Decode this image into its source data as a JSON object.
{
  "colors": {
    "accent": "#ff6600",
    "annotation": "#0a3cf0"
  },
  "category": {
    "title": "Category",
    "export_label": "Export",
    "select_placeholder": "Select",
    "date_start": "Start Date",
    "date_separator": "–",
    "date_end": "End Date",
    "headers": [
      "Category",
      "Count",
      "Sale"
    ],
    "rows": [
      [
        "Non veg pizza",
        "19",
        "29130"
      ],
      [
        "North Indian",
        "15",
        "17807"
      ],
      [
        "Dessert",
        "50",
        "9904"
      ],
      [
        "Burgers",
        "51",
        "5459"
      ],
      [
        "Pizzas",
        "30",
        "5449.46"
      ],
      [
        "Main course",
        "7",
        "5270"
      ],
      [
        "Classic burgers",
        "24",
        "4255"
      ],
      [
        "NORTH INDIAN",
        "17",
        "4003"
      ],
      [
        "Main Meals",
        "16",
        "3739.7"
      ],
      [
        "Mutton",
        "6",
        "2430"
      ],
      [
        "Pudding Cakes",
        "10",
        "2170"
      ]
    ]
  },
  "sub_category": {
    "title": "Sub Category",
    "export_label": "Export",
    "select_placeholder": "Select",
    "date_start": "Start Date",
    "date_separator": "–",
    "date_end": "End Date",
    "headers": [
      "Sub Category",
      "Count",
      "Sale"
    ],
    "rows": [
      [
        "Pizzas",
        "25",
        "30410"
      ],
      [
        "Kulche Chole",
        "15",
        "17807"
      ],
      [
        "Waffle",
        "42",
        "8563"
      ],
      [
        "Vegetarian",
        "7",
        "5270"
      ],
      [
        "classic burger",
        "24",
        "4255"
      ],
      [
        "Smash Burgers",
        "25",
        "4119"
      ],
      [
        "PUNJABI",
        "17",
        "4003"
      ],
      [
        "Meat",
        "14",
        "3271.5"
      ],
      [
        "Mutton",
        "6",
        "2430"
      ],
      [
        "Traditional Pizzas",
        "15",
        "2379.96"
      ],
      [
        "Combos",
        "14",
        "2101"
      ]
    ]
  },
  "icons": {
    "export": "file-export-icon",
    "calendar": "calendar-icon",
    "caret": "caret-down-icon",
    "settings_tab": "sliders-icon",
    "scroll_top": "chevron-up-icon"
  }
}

▶ _Task instructions_:
Reproduce the entire listing word for word.

▶ _Output_:
Decode this image into its source data as a JSON object.
{
  "colors": {
    "accent": "#ff6600",
    "annotation": "#0a3cf0"
  },
  "category": {
    "title": "Category",
    "export_label": "Export",
    "select_placeholder": "Select",
    "date_start": "Start Date",
    "date_separator": "–",
    "date_end": "End Date",
    "headers": [
      "Category",
      "Count",
      "Sale"
    ],
    "rows": [
      [
        "Non veg pizza",
        "19",
        "29130"
      ],
      [
        "North Indian",
        "15",
        "17807"
      ],
      [
        "Dessert",
        "50",
        "9904"
      ],
      [
        "Burgers",
        "51",
        "5459"
      ],
      [
        "Pizzas",
        "30",
        "5449.46"
      ],
      [
        "Main course",
        "7",
        "5270"
      ],
      [
        "Classic burgers",
        "24",
        "4255"
      ],
      [
        "NORTH INDIAN",
        "17",
        "4003"
      ],
      [
        "Main Meals",
        "16",
        "3739.7"
      ],
      [
        "Mutton",
        "6",
        "2430"
      ],
      [
        "Pudding Cakes",
        "10",
        "2170"
      ]
    ]
  },
  "sub_category": {
    "title": "Sub Category",
    "export_label": "Export",
    "select_placeholder": "Select",
    "date_start": "Start Date",
    "date_separator": "–",
    "date_end": "End Date",
    "headers": [
      "Sub Category",
      "Count",
      "Sale"
    ],
    "rows": [
      [
        "Pizzas",
        "25",
        "30410"
      ],
      [
        "Kulche Chole",
        "15",
        "17807"
      ],
      [
        "Waffle",
        "42",
        "8563"
      ],
      [
        "Vegetarian",
        "7",
        "5270"
      ],
      [
        "classic burger",
        "24",
        "4255"
      ],
      [
        "Smash Burgers",
        "25",
        "4119"
      ],
      [
        "PUNJABI",
        "17",
        "4003"
      ],
      [
        "Meat",
        "14",
        "3271.5"
      ],
      [
        "Mutton",
        "6",
        "2430"
      ],
      [
        "Traditional Pizzas",
        "15",
        "2379.96"
      ],
      [
        "Combos",
        "14",
        "2101"
      ]
    ]
  },
  "icons": {
    "export": "file-export-icon",
    "calendar": "calendar-icon",
    "caret": "caret-down-icon",
    "settings_tab": "sliders-icon",
    "scroll_top": "chevron-up-icon"
  }
}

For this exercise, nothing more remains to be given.